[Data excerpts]
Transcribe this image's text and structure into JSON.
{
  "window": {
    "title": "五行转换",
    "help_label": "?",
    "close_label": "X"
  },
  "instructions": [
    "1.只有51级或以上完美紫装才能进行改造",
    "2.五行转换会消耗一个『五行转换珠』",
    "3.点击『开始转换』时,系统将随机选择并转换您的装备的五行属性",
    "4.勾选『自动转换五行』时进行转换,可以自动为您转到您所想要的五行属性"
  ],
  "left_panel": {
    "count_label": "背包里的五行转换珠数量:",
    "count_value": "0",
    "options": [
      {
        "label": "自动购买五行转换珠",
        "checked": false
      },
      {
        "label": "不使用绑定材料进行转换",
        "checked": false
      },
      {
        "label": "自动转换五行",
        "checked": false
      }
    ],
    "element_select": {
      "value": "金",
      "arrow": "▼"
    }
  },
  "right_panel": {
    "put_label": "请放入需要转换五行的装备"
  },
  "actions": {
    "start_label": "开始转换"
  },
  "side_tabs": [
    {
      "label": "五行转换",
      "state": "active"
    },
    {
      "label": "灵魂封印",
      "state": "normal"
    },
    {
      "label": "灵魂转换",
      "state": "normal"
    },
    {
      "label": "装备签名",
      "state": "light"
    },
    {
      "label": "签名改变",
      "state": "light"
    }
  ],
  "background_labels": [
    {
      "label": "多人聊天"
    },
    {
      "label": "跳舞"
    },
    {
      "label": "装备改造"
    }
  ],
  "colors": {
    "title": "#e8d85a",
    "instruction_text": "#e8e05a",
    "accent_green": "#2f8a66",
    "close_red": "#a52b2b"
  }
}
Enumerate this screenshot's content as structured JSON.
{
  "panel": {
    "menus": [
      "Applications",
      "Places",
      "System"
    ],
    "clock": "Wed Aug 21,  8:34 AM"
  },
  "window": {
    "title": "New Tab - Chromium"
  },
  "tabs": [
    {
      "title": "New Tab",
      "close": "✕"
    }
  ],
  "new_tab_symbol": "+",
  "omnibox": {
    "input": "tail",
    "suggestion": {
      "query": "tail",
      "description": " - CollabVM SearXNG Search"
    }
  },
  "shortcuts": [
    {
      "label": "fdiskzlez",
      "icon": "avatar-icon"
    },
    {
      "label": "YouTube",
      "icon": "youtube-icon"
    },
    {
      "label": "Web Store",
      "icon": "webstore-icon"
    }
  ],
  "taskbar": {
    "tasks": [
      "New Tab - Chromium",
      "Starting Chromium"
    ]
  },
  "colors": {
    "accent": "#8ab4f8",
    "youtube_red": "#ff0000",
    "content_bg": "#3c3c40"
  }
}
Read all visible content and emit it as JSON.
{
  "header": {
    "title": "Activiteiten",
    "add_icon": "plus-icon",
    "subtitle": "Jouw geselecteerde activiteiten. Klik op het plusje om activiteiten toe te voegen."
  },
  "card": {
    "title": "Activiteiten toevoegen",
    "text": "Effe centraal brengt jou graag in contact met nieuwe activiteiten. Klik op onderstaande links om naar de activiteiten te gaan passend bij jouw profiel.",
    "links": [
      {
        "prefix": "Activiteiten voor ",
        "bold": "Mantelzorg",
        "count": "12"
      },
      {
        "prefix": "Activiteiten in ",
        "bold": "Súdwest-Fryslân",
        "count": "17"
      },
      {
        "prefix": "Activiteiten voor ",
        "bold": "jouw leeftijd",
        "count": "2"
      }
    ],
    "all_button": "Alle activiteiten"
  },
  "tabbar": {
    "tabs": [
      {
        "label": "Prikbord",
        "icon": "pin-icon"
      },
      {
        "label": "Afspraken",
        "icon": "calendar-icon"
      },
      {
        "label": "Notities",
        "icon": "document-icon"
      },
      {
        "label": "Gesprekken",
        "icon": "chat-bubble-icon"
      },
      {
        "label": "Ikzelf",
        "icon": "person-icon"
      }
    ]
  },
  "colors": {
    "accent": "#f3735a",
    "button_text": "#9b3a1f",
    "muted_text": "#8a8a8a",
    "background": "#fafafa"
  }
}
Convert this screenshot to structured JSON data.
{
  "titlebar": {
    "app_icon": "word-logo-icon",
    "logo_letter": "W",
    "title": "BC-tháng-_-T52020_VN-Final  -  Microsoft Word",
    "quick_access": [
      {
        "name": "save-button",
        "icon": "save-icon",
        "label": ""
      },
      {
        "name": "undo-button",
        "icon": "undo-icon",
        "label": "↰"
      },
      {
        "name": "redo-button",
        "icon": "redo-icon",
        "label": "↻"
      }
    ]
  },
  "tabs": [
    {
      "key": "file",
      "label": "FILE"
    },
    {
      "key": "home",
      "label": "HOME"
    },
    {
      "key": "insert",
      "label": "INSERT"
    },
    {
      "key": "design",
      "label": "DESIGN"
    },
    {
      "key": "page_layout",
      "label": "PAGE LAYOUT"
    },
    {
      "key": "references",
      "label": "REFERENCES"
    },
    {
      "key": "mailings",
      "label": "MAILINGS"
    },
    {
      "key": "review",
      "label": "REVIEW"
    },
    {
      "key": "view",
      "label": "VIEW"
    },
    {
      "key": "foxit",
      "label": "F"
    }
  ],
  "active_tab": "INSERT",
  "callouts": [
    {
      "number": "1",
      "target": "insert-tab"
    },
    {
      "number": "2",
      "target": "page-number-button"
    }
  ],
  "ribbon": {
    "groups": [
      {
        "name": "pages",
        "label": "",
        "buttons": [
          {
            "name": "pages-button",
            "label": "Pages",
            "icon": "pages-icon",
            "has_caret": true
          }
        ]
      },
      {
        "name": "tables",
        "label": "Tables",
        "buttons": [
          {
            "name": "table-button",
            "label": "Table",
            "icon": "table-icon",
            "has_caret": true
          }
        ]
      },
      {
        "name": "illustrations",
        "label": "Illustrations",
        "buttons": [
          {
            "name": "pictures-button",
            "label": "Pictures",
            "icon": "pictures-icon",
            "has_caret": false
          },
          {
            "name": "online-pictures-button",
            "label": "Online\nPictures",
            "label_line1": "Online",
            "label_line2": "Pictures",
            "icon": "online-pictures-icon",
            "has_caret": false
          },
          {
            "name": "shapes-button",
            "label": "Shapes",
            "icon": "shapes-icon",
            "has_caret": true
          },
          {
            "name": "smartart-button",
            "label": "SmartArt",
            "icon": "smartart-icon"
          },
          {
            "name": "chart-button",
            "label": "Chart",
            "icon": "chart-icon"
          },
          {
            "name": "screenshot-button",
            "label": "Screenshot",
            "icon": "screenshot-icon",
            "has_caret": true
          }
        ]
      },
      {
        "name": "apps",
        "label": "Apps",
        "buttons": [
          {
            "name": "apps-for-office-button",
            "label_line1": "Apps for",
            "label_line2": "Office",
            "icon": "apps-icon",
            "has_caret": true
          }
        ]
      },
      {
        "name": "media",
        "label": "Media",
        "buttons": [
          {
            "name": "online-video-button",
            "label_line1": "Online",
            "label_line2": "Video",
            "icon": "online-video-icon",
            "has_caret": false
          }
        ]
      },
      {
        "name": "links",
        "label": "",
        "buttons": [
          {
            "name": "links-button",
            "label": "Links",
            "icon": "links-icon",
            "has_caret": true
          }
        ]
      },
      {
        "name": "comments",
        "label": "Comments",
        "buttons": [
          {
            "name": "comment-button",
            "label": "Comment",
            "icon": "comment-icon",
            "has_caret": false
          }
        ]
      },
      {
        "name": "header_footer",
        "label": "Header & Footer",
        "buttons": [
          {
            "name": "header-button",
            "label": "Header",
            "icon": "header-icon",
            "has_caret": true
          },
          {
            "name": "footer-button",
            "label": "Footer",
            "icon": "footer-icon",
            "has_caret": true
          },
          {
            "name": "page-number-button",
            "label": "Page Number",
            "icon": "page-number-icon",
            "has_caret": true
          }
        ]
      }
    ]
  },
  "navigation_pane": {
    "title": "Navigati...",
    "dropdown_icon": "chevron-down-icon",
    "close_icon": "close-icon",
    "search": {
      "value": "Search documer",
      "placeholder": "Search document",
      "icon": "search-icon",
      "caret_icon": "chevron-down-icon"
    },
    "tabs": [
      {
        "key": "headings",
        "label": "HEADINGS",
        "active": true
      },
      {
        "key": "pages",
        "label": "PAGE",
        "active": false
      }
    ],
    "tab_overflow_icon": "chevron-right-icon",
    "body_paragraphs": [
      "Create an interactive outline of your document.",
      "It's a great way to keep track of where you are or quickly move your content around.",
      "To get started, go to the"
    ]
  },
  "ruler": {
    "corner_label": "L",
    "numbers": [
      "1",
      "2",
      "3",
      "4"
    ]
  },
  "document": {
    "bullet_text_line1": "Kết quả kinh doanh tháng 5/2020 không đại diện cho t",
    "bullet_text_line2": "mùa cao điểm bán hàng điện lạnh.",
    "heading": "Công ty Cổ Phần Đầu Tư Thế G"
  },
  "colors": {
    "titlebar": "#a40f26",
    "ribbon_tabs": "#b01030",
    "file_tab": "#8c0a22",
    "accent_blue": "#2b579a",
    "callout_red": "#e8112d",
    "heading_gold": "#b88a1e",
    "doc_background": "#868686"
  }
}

• Written problem:
Only the number is wanted: how many lines of these entries contain the string "document"?

• Answer for the task:
4